▸ Exercise goal: Update the records by changing "Funds Standardization" to "Normalized Funds" and leaving everything else as it is.

▸ Excerpted data:
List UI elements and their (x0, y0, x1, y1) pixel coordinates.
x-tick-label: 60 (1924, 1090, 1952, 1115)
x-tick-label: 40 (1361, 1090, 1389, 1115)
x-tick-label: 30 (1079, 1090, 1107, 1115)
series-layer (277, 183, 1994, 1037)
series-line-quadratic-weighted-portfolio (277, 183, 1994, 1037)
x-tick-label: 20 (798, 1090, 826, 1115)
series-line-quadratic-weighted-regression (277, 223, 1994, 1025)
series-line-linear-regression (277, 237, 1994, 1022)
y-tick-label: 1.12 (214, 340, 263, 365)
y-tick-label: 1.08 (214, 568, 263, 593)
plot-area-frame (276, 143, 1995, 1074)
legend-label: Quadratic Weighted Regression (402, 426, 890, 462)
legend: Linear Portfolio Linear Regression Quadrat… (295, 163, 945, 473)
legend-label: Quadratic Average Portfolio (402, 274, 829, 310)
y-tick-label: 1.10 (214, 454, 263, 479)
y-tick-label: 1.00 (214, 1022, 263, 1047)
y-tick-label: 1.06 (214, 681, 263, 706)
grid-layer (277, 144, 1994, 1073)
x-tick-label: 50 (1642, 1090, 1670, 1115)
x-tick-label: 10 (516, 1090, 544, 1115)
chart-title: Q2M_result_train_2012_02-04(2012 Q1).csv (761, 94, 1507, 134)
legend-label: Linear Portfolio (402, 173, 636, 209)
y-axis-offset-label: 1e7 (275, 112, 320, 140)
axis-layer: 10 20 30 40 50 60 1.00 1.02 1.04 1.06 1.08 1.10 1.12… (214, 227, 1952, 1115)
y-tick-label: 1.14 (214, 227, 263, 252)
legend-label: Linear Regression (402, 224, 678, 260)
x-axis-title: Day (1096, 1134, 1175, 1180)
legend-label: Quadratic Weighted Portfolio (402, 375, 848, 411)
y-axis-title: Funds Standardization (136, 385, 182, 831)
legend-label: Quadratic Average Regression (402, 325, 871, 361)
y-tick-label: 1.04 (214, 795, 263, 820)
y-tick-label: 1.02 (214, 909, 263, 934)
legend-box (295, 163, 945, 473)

▸ Full solution:
List UI elements and their (x0, y0, x1, y1) pixel coordinates.
x-tick-label: 60 (1924, 1090, 1952, 1115)
x-tick-label: 40 (1361, 1090, 1389, 1115)
x-tick-label: 30 (1079, 1090, 1107, 1115)
series-layer (277, 183, 1994, 1037)
series-line-quadratic-weighted-portfolio (277, 183, 1994, 1037)
x-tick-label: 20 (798, 1090, 826, 1115)
series-line-quadratic-weighted-regression (277, 223, 1994, 1025)
series-line-linear-regression (277, 237, 1994, 1022)
y-tick-label: 1.12 (214, 340, 263, 365)
y-tick-label: 1.08 (214, 568, 263, 593)
plot-area-frame (276, 143, 1995, 1074)
legend-label: Quadratic Weighted Regression (402, 426, 890, 462)
legend: Linear Portfolio Linear Regression Quadrat… (295, 163, 945, 473)
legend-label: Quadratic Average Portfolio (402, 274, 829, 310)
y-tick-label: 1.10 (214, 454, 263, 479)
y-tick-label: 1.00 (214, 1022, 263, 1047)
y-tick-label: 1.06 (214, 681, 263, 706)
grid-layer (277, 144, 1994, 1073)
x-tick-label: 50 (1642, 1090, 1670, 1115)
x-tick-label: 10 (516, 1090, 544, 1115)
chart-title: Q2M_result_train_2012_02-04(2012 Q1).csv (761, 94, 1507, 134)
legend-label: Linear Portfolio (402, 173, 636, 209)
y-axis-offset-label: 1e7 (275, 112, 320, 140)
axis-layer: 10 20 30 40 50 60 1.00 1.02 1.04 1.06 1.08 1.10 1.12… (214, 227, 1952, 1115)
y-tick-label: 1.14 (214, 227, 263, 252)
legend-label: Linear Regression (402, 224, 678, 260)
x-axis-title: Day (1096, 1134, 1175, 1180)
legend-label: Quadratic Weighted Portfolio (402, 375, 848, 411)
y-axis-title: Normalized Funds (136, 385, 182, 831)
legend-label: Quadratic Average Regression (402, 325, 871, 361)
y-tick-label: 1.04 (214, 795, 263, 820)
y-tick-label: 1.02 (214, 909, 263, 934)
legend-box (295, 163, 945, 473)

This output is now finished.